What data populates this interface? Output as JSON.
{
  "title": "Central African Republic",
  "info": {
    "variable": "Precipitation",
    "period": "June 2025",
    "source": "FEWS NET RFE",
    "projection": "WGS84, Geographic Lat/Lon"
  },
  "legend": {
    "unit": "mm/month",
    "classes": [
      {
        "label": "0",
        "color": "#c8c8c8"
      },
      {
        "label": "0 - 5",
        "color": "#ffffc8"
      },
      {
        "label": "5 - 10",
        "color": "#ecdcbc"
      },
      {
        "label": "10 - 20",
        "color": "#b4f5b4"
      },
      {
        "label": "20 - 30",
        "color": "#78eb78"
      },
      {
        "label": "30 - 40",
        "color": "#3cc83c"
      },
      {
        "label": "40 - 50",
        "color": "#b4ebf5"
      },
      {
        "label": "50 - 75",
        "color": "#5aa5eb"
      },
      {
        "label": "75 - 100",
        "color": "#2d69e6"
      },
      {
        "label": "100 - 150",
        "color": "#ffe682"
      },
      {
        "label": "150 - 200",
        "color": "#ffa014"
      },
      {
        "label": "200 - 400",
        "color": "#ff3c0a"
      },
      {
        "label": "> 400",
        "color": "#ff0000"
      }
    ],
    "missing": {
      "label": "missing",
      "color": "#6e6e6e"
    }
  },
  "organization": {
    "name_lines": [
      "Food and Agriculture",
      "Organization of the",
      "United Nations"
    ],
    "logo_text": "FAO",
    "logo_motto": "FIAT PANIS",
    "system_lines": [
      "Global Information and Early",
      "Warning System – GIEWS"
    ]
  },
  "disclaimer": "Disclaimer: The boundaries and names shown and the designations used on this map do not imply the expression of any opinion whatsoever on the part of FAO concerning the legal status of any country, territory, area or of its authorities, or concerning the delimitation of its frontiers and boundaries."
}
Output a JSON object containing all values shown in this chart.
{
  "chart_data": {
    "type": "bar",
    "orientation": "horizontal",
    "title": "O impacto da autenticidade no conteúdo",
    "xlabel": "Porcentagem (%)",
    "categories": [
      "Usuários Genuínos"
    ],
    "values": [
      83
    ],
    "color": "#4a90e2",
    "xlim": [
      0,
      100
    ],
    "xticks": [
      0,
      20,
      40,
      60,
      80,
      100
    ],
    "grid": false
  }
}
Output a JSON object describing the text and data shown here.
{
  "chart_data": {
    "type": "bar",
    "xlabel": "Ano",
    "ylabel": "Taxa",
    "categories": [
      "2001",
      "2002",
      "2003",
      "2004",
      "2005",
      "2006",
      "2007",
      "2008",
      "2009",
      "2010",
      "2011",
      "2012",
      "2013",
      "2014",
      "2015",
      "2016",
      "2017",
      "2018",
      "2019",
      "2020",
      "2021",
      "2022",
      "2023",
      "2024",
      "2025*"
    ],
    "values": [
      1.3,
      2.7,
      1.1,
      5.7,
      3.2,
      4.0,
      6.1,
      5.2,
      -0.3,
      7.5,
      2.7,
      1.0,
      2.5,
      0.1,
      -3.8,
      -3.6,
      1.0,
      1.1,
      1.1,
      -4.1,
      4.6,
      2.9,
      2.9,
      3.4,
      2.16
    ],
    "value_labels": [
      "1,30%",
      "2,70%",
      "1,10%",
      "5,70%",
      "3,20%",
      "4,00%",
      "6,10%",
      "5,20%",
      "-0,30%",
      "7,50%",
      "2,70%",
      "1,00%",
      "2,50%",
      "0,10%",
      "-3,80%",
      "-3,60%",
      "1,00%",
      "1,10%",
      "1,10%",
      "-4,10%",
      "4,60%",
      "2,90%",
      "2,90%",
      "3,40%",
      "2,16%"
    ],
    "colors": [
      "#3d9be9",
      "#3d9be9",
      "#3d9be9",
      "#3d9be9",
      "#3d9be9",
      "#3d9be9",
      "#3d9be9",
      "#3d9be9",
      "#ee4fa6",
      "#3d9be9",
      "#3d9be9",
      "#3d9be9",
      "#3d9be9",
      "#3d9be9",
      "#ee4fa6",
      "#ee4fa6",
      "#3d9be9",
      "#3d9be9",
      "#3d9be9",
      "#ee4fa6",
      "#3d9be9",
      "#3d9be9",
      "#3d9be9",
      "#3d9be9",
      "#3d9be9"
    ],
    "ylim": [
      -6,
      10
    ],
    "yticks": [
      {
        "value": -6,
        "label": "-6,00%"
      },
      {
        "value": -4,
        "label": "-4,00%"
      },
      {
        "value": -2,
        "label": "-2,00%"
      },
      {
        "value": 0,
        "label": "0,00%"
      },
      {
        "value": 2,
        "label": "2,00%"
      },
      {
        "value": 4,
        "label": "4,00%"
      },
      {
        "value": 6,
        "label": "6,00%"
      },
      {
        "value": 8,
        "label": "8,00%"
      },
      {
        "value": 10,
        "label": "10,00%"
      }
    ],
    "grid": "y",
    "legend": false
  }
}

###

GOAL OF THE EXERCISE>
Identify each line in the entries with the word "title" and copy it.

OUTPUT FOR THIS EXERCISE>
  "title": "Central African Republic",
    "title": "O impacto da autenticidade no conteúdo",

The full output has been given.